(Entries from a visual dataset)
_ _ _
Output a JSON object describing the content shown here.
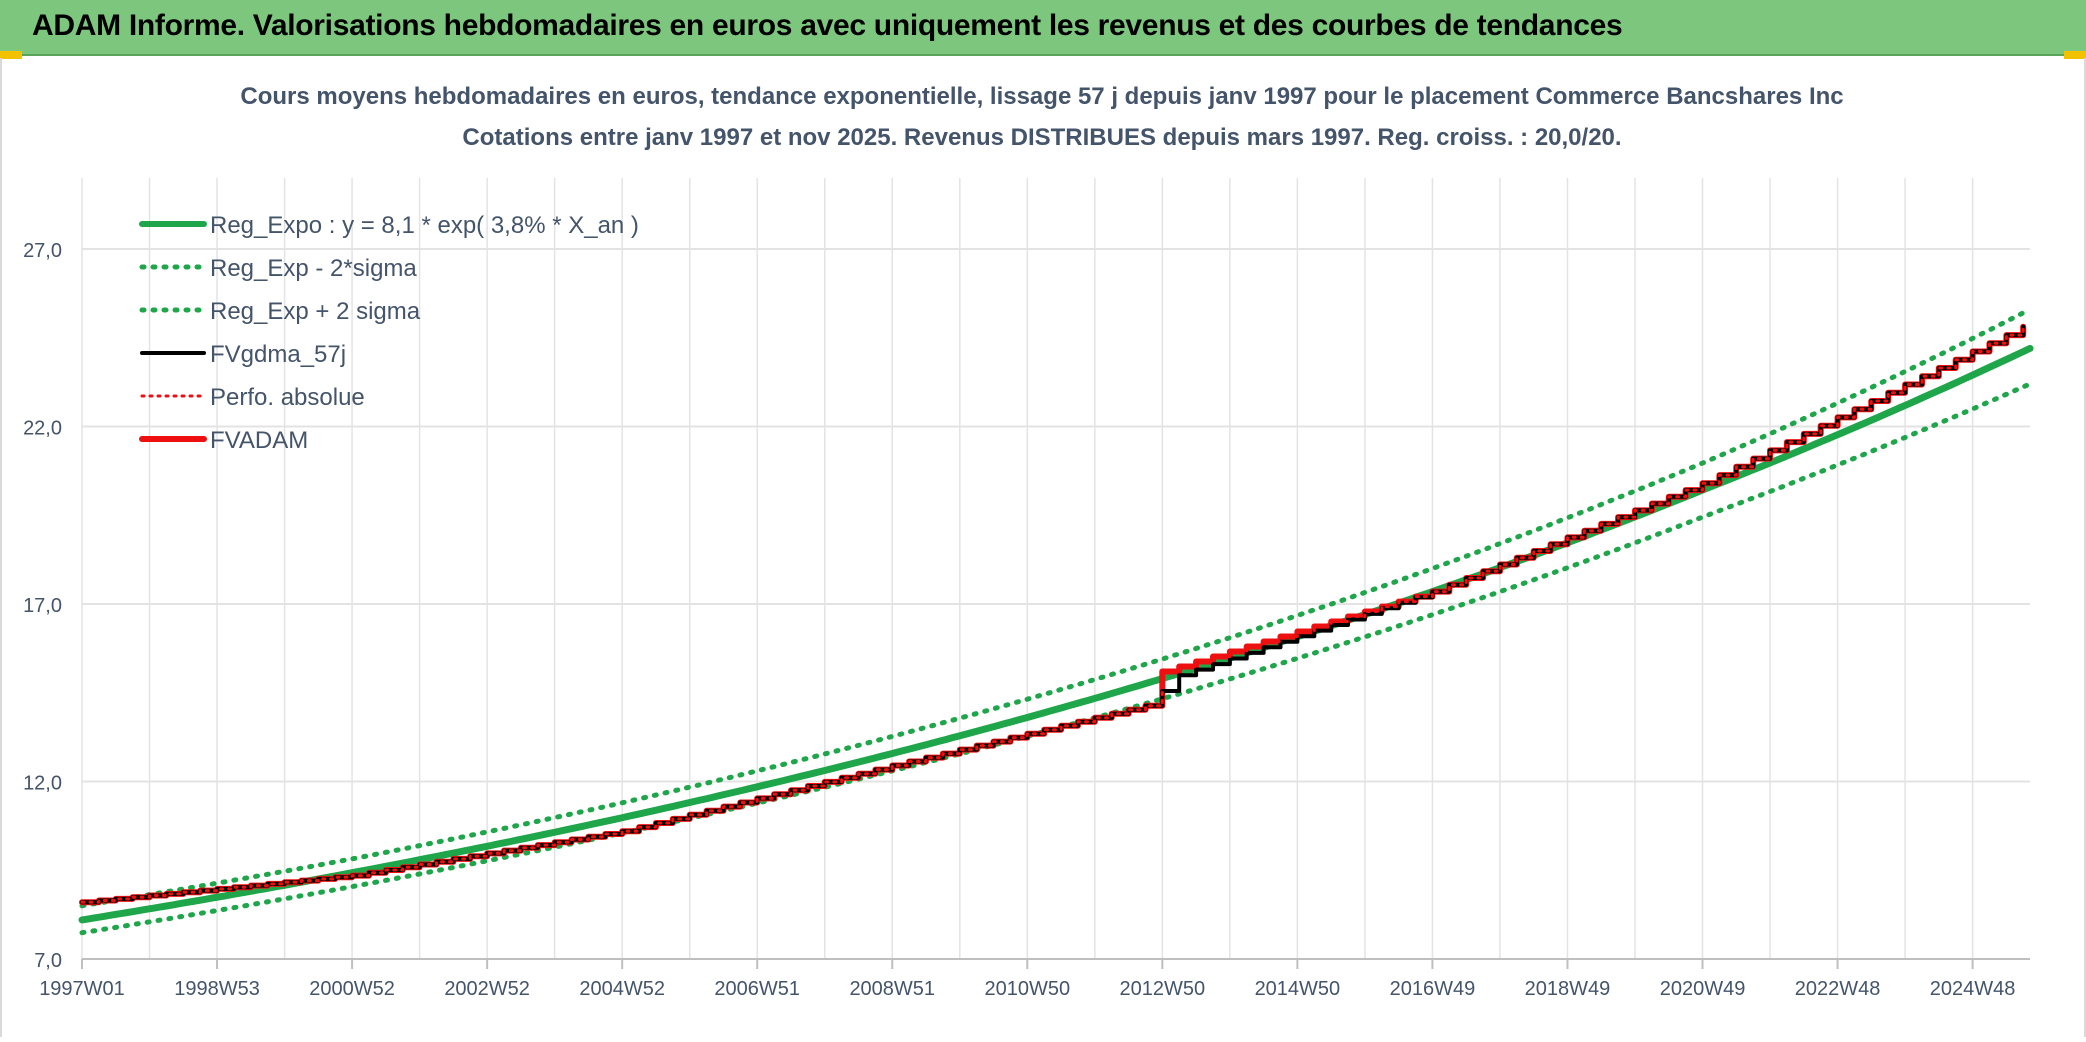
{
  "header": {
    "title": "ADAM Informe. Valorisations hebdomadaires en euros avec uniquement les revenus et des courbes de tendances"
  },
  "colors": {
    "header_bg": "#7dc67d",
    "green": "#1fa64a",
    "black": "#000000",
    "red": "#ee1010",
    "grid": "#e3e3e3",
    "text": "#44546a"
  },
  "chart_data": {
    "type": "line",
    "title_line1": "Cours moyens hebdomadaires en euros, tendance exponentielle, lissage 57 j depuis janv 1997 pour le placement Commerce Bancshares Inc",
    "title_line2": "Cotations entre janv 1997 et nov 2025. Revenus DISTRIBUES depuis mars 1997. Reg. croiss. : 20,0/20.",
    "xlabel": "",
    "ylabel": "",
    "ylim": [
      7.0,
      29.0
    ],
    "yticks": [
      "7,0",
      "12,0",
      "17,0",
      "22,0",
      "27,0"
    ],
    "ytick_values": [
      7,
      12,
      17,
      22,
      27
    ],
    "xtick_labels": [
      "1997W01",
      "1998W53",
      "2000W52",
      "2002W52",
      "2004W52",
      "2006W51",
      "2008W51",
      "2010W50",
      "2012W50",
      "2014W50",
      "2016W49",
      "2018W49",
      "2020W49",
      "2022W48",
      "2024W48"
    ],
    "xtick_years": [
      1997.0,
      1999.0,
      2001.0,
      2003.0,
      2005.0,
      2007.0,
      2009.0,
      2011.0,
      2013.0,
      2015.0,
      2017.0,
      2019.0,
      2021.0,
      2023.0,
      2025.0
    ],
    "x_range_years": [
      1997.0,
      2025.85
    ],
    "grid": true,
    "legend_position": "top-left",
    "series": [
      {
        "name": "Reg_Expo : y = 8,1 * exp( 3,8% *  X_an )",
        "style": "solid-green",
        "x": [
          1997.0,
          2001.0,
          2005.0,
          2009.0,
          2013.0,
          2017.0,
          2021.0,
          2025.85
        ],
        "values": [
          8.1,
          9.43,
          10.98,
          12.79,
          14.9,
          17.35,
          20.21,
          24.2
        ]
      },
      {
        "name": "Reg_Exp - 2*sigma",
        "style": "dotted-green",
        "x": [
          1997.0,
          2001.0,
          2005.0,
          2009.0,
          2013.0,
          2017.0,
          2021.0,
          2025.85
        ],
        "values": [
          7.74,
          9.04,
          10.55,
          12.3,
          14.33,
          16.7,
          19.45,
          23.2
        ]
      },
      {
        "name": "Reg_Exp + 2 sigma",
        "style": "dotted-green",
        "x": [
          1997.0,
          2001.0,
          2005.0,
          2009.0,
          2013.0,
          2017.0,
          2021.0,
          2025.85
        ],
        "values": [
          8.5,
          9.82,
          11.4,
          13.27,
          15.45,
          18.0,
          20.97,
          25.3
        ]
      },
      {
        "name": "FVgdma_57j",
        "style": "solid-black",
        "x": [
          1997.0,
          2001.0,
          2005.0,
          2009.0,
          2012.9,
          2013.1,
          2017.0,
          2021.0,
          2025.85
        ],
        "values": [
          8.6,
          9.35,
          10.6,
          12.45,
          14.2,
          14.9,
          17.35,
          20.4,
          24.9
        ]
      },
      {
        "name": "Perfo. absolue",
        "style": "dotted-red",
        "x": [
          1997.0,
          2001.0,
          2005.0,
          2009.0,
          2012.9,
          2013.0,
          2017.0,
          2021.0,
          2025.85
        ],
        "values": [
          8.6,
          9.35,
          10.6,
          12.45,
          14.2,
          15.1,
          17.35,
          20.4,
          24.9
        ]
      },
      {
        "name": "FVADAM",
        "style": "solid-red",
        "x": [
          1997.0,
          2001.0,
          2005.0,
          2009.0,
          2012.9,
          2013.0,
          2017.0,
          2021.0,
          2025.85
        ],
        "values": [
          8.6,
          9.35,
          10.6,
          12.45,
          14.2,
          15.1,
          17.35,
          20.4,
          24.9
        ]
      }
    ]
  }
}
_ _ _
▶ [THE EXERCISE] Pull out each line of the listing that holds the string "sigma".

▶ [THE RESULT]
        "name": "Reg_Exp - 2*sigma",
        "name": "Reg_Exp + 2 sigma",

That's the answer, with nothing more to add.